Records about charts and figures:
* start *

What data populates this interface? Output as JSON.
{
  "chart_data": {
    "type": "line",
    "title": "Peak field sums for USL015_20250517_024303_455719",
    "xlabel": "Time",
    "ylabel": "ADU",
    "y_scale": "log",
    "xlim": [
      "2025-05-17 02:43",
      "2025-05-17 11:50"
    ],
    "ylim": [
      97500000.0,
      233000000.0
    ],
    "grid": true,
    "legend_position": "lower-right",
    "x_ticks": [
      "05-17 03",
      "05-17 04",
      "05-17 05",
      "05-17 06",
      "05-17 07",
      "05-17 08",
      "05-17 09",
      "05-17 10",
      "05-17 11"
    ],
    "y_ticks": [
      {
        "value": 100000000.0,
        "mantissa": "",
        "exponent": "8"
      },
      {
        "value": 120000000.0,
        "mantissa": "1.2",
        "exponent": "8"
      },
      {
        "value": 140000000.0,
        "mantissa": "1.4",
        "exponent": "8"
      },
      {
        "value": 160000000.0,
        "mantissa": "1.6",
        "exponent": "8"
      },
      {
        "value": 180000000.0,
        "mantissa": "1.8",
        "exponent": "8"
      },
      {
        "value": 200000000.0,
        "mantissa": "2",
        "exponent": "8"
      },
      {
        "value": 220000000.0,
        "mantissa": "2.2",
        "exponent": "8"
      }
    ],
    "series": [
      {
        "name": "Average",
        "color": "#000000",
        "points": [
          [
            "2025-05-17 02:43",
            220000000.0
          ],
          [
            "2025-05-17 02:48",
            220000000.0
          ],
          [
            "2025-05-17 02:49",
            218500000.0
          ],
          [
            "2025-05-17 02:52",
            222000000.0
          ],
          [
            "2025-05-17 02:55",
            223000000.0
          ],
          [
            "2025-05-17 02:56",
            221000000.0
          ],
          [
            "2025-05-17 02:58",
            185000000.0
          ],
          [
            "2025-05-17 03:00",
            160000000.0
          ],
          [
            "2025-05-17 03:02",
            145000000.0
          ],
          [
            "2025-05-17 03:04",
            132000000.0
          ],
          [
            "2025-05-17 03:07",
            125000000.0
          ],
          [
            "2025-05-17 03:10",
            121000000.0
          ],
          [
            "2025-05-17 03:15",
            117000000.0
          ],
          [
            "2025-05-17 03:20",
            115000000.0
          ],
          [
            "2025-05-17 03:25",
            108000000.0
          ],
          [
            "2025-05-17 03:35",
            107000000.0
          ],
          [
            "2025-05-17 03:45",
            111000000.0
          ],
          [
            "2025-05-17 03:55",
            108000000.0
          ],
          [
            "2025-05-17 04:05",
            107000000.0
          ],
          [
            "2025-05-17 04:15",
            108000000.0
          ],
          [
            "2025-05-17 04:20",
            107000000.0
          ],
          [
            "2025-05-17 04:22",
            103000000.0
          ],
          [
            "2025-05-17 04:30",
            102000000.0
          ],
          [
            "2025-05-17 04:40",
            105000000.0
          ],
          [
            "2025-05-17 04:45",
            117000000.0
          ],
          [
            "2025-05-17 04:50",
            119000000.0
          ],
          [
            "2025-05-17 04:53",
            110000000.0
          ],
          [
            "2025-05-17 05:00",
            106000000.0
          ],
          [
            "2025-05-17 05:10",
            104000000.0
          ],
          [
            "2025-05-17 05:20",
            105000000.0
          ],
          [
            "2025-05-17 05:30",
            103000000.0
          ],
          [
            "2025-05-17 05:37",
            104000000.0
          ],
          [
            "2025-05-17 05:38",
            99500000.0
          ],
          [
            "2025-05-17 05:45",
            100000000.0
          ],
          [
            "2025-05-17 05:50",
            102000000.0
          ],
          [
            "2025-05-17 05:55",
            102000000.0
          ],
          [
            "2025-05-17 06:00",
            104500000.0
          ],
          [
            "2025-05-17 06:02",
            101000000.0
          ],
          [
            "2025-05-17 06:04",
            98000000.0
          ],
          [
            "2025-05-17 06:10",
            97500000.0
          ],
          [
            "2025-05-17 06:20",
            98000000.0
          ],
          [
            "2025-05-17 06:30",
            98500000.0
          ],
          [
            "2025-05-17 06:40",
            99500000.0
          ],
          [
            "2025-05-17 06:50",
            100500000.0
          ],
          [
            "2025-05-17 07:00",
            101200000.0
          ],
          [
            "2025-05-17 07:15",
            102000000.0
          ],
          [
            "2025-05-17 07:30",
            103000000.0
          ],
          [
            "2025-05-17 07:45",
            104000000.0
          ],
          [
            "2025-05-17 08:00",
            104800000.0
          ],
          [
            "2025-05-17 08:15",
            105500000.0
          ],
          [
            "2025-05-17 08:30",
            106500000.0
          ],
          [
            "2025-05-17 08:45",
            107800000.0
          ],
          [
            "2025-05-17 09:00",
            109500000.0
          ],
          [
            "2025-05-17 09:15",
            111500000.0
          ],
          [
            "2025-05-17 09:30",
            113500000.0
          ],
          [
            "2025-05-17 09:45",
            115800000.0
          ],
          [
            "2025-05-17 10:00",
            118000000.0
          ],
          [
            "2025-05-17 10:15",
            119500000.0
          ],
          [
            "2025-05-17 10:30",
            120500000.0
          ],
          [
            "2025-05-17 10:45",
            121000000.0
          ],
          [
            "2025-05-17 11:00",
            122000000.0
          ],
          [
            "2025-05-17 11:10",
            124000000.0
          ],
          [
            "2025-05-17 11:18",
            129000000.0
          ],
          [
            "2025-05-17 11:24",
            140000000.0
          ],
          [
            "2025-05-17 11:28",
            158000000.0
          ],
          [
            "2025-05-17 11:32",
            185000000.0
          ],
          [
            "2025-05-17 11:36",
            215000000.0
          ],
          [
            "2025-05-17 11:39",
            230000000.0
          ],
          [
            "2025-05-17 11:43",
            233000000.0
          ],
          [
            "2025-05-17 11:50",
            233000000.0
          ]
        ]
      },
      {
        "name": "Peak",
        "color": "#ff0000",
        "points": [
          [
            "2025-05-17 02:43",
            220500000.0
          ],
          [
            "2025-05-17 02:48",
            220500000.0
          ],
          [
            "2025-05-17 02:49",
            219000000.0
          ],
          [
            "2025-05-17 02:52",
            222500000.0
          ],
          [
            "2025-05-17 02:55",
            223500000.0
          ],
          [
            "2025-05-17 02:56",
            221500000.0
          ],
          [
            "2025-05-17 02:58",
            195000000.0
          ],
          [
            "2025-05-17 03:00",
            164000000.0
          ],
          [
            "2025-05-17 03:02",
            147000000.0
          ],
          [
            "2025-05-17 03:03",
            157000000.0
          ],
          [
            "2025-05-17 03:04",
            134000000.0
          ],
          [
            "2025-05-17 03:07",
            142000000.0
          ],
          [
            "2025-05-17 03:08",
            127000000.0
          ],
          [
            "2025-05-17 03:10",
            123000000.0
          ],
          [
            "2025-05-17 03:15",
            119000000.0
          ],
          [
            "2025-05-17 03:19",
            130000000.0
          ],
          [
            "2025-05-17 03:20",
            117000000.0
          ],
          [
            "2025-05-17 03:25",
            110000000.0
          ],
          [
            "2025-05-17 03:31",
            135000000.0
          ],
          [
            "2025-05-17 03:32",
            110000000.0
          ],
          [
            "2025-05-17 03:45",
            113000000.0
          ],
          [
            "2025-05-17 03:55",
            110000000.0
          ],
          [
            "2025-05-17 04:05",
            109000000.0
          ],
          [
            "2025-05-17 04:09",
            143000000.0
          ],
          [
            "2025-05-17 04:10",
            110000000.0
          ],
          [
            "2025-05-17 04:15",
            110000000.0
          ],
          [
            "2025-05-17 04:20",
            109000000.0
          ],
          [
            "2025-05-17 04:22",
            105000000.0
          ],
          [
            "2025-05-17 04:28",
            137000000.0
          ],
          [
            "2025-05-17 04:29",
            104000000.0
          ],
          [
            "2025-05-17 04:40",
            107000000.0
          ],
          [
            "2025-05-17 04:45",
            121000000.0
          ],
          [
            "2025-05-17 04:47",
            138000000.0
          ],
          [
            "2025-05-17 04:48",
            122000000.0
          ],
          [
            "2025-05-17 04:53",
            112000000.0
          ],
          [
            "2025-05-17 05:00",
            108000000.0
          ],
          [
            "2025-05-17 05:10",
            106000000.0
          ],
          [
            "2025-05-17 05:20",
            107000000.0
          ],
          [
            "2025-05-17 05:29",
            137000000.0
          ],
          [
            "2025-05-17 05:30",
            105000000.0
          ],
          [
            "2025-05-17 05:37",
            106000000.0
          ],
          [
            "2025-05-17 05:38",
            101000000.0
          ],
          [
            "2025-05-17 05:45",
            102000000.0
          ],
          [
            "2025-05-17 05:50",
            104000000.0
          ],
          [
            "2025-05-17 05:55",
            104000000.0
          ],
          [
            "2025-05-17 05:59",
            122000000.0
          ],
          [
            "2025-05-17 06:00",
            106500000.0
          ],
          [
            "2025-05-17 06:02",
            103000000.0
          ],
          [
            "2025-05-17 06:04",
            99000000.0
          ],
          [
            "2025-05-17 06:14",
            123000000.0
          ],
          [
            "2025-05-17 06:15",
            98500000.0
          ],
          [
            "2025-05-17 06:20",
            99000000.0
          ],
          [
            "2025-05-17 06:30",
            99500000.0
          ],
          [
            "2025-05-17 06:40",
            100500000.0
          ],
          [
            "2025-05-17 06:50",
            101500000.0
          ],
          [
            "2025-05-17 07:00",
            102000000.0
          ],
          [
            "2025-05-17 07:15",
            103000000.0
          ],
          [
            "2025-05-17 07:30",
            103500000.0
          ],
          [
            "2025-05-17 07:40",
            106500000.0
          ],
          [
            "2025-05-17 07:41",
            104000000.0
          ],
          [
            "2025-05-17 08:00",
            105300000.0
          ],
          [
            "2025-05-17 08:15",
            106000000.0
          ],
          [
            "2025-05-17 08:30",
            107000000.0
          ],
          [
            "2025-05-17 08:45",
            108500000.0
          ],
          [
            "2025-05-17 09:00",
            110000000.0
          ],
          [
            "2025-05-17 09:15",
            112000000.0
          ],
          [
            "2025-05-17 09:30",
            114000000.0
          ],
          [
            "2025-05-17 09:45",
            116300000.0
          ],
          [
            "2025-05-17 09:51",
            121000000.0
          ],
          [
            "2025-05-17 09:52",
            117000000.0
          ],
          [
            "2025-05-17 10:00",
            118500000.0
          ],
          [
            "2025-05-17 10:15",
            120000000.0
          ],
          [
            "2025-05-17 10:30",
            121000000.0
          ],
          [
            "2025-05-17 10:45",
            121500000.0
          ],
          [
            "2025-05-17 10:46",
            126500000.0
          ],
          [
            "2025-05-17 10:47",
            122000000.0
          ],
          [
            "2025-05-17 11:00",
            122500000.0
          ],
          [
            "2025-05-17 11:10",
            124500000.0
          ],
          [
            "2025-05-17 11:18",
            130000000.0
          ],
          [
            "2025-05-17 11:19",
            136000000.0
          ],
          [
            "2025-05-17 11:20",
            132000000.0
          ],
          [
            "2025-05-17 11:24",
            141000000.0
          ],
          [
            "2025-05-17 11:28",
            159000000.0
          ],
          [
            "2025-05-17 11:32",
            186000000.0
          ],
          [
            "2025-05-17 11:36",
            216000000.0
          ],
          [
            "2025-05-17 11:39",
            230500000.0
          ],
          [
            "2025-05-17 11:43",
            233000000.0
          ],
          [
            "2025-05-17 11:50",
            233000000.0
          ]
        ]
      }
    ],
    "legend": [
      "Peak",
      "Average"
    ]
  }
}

* end *

» Task prompt
From the listing above, copy out each line where the word "value" appears.

» Exercise response
        "value": 100000000.0,
        "value": 120000000.0,
        "value": 140000000.0,
        "value": 160000000.0,
        "value": 180000000.0,
        "value": 200000000.0,
        "value": 220000000.0,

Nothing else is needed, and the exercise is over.